An exact copy of every record is needed.

━━━━━━━━━━━━━━━━━━━━

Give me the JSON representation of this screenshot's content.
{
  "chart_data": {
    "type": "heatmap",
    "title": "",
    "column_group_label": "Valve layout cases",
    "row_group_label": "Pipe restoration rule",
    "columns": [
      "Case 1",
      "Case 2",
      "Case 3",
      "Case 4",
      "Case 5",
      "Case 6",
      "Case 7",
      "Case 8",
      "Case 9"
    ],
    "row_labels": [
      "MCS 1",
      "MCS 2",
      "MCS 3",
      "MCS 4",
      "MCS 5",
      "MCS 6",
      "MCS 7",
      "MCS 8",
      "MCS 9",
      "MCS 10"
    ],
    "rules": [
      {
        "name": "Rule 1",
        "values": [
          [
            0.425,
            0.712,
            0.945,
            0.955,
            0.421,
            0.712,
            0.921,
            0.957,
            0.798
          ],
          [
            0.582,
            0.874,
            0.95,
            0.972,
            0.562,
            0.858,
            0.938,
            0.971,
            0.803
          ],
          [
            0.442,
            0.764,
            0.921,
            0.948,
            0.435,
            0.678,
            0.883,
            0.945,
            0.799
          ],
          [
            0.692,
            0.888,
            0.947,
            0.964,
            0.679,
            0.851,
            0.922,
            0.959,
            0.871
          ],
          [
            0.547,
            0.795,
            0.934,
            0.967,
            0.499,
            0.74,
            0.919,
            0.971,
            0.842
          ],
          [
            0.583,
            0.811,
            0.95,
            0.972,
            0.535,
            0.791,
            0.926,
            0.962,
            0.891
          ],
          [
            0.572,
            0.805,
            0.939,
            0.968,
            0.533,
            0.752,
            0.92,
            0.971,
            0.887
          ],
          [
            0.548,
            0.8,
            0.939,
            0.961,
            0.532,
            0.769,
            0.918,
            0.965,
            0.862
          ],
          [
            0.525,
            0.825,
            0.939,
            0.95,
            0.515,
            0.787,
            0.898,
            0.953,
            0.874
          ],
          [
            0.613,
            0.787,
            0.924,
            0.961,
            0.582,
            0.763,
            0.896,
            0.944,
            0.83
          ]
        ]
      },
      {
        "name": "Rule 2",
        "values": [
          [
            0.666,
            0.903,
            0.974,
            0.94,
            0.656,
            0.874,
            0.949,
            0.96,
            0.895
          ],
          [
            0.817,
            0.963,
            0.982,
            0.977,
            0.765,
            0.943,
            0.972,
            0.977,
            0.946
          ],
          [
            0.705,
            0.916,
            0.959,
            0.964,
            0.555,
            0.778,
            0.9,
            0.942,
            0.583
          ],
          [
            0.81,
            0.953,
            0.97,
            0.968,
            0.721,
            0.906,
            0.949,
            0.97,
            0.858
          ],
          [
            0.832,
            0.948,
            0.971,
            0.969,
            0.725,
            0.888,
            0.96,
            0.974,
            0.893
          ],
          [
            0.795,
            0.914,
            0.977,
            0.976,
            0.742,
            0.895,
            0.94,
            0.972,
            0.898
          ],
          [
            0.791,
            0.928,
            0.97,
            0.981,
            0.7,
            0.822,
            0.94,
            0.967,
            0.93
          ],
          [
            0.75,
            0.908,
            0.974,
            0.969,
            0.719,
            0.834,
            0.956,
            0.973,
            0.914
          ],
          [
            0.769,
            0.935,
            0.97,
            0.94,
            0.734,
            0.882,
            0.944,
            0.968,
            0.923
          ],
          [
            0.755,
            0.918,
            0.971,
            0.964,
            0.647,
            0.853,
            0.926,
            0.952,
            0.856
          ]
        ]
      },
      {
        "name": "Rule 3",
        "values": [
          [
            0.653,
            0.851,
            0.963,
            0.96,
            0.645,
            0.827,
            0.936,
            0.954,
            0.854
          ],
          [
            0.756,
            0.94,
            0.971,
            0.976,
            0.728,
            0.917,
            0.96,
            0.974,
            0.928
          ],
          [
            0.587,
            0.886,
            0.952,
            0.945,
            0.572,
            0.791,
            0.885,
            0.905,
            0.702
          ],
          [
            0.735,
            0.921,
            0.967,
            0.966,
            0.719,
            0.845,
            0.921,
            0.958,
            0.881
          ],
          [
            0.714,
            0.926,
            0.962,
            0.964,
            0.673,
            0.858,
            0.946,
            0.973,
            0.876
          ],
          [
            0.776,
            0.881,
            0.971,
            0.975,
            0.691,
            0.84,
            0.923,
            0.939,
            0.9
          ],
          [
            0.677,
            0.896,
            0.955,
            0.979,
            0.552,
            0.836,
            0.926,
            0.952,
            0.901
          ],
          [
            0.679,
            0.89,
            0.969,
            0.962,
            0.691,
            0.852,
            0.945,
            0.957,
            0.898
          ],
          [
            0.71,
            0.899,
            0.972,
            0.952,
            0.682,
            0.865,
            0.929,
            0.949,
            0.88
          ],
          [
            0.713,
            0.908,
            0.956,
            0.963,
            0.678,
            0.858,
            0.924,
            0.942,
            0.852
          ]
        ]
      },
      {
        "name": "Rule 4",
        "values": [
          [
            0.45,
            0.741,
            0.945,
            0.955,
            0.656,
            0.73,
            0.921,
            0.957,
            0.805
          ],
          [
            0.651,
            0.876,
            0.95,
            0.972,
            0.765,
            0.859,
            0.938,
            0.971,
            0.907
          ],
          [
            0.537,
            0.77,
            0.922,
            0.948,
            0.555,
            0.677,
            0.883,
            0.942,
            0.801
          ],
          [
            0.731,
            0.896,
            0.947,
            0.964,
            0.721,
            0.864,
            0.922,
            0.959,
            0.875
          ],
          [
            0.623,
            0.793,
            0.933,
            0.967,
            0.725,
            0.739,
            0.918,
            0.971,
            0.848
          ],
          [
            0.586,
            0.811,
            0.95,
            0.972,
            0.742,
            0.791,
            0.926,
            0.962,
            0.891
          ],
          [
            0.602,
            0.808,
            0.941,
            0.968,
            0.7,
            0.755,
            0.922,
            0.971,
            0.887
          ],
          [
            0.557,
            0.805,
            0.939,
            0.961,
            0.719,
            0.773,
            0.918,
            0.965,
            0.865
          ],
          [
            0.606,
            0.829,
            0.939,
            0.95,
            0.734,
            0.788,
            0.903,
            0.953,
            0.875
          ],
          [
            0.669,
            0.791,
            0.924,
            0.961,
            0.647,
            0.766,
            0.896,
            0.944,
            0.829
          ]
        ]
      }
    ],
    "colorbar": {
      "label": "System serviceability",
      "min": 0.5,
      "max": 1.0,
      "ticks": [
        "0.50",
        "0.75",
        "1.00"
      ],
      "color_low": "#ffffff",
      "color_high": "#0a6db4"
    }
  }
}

━━━━━━━━━━━━━━━━━━━━

COMPLETE OUTPUT>
Give me the JSON representation of this screenshot's content.
{
  "chart_data": {
    "type": "heatmap",
    "title": "",
    "column_group_label": "Valve layout cases",
    "row_group_label": "Pipe restoration rule",
    "columns": [
      "Case 1",
      "Case 2",
      "Case 3",
      "Case 4",
      "Case 5",
      "Case 6",
      "Case 7",
      "Case 8",
      "Case 9"
    ],
    "row_labels": [
      "MCS 1",
      "MCS 2",
      "MCS 3",
      "MCS 4",
      "MCS 5",
      "MCS 6",
      "MCS 7",
      "MCS 8",
      "MCS 9",
      "MCS 10"
    ],
    "rules": [
      {
        "name": "Rule 1",
        "values": [
          [
            0.425,
            0.712,
            0.945,
            0.955,
            0.421,
            0.712,
            0.921,
            0.957,
            0.798
          ],
          [
            0.582,
            0.874,
            0.95,
            0.972,
            0.562,
            0.858,
            0.938,
            0.971,
            0.803
          ],
          [
            0.442,
            0.764,
            0.921,
            0.948,
            0.435,
            0.678,
            0.883,
            0.945,
            0.799
          ],
          [
            0.692,
            0.888,
            0.947,
            0.964,
            0.679,
            0.851,
            0.922,
            0.959,
            0.871
          ],
          [
            0.547,
            0.795,
            0.934,
            0.967,
            0.499,
            0.74,
            0.919,
            0.971,
            0.842
          ],
          [
            0.583,
            0.811,
            0.95,
            0.972,
            0.535,
            0.791,
            0.926,
            0.962,
            0.891
          ],
          [
            0.572,
            0.805,
            0.939,
            0.968,
            0.533,
            0.752,
            0.92,
            0.971,
            0.887
          ],
          [
            0.548,
            0.8,
            0.939,
            0.961,
            0.532,
            0.769,
            0.918,
            0.965,
            0.862
          ],
          [
            0.525,
            0.825,
            0.939,
            0.95,
            0.515,
            0.787,
            0.898,
            0.953,
            0.874
          ],
          [
            0.613,
            0.787,
            0.924,
            0.961,
            0.582,
            0.763,
            0.896,
            0.944,
            0.83
          ]
        ]
      },
      {
        "name": "Rule 2",
        "values": [
          [
            0.666,
            0.903,
            0.974,
            0.94,
            0.656,
            0.874,
            0.949,
            0.96,
            0.895
          ],
          [
            0.817,
            0.963,
            0.982,
            0.977,
            0.765,
            0.943,
            0.972,
            0.977,
            0.946
          ],
          [
            0.705,
            0.916,
            0.959,
            0.964,
            0.555,
            0.778,
            0.9,
            0.942,
            0.583
          ],
          [
            0.81,
            0.953,
            0.97,
            0.968,
            0.721,
            0.906,
            0.949,
            0.97,
            0.858
          ],
          [
            0.832,
            0.948,
            0.971,
            0.969,
            0.725,
            0.888,
            0.96,
            0.974,
            0.893
          ],
          [
            0.795,
            0.914,
            0.977,
            0.976,
            0.742,
            0.895,
            0.94,
            0.972,
            0.898
          ],
          [
            0.791,
            0.928,
            0.97,
            0.981,
            0.7,
            0.822,
            0.94,
            0.967,
            0.93
          ],
          [
            0.75,
            0.908,
            0.974,
            0.969,
            0.719,
            0.834,
            0.956,
            0.973,
            0.914
          ],
          [
            0.769,
            0.935,
            0.97,
            0.94,
            0.734,
            0.882,
            0.944,
            0.968,
            0.923
          ],
          [
            0.755,
            0.918,
            0.971,
            0.964,
            0.647,
            0.853,
            0.926,
            0.952,
            0.856
          ]
        ]
      },
      {
        "name": "Rule 3",
        "values": [
          [
            0.653,
            0.851,
            0.963,
            0.96,
            0.645,
            0.827,
            0.936,
            0.954,
            0.854
          ],
          [
            0.756,
            0.94,
            0.971,
            0.976,
            0.728,
            0.917,
            0.96,
            0.974,
            0.928
          ],
          [
            0.587,
            0.886,
            0.952,
            0.945,
            0.572,
            0.791,
            0.885,
            0.905,
            0.702
          ],
          [
            0.735,
            0.921,
            0.967,
            0.966,
            0.719,
            0.845,
            0.921,
            0.958,
            0.881
          ],
          [
            0.714,
            0.926,
            0.962,
            0.964,
            0.673,
            0.858,
            0.946,
            0.973,
            0.876
          ],
          [
            0.776,
            0.881,
            0.971,
            0.975,
            0.691,
            0.84,
            0.923,
            0.939,
            0.9
          ],
          [
            0.677,
            0.896,
            0.955,
            0.979,
            0.552,
            0.836,
            0.926,
            0.952,
            0.901
          ],
          [
            0.679,
            0.89,
            0.969,
            0.962,
            0.691,
            0.852,
            0.945,
            0.957,
            0.898
          ],
          [
            0.71,
            0.899,
            0.972,
            0.952,
            0.682,
            0.865,
            0.929,
            0.949,
            0.88
          ],
          [
            0.713,
            0.908,
            0.956,
            0.963,
            0.678,
            0.858,
            0.924,
            0.942,
            0.852
          ]
        ]
      },
      {
        "name": "Rule 4",
        "values": [
          [
            0.45,
            0.741,
            0.945,
            0.955,
            0.656,
            0.73,
            0.921,
            0.957,
            0.805
          ],
          [
            0.651,
            0.876,
            0.95,
            0.972,
            0.765,
            0.859,
            0.938,
            0.971,
            0.907
          ],
          [
            0.537,
            0.77,
            0.922,
            0.948,
            0.555,
            0.677,
            0.883,
            0.942,
            0.801
          ],
          [
            0.731,
            0.896,
            0.947,
            0.964,
            0.721,
            0.864,
            0.922,
            0.959,
            0.875
          ],
          [
            0.623,
            0.793,
            0.933,
            0.967,
            0.725,
            0.739,
            0.918,
            0.971,
            0.848
          ],
          [
            0.586,
            0.811,
            0.95,
            0.972,
            0.742,
            0.791,
            0.926,
            0.962,
            0.891
          ],
          [
            0.602,
            0.808,
            0.941,
            0.968,
            0.7,
            0.755,
            0.922,
            0.971,
            0.887
          ],
          [
            0.557,
            0.805,
            0.939,
            0.961,
            0.719,
            0.773,
            0.918,
            0.965,
            0.865
          ],
          [
            0.606,
            0.829,
            0.939,
            0.95,
            0.734,
            0.788,
            0.903,
            0.953,
            0.875
          ],
          [
            0.669,
            0.791,
            0.924,
            0.961,
            0.647,
            0.766,
            0.896,
            0.944,
            0.829
          ]
        ]
      }
    ],
    "colorbar": {
      "label": "System serviceability",
      "min": 0.5,
      "max": 1.0,
      "ticks": [
        "0.50",
        "0.75",
        "1.00"
      ],
      "color_low": "#ffffff",
      "color_high": "#0a6db4"
    }
  }
}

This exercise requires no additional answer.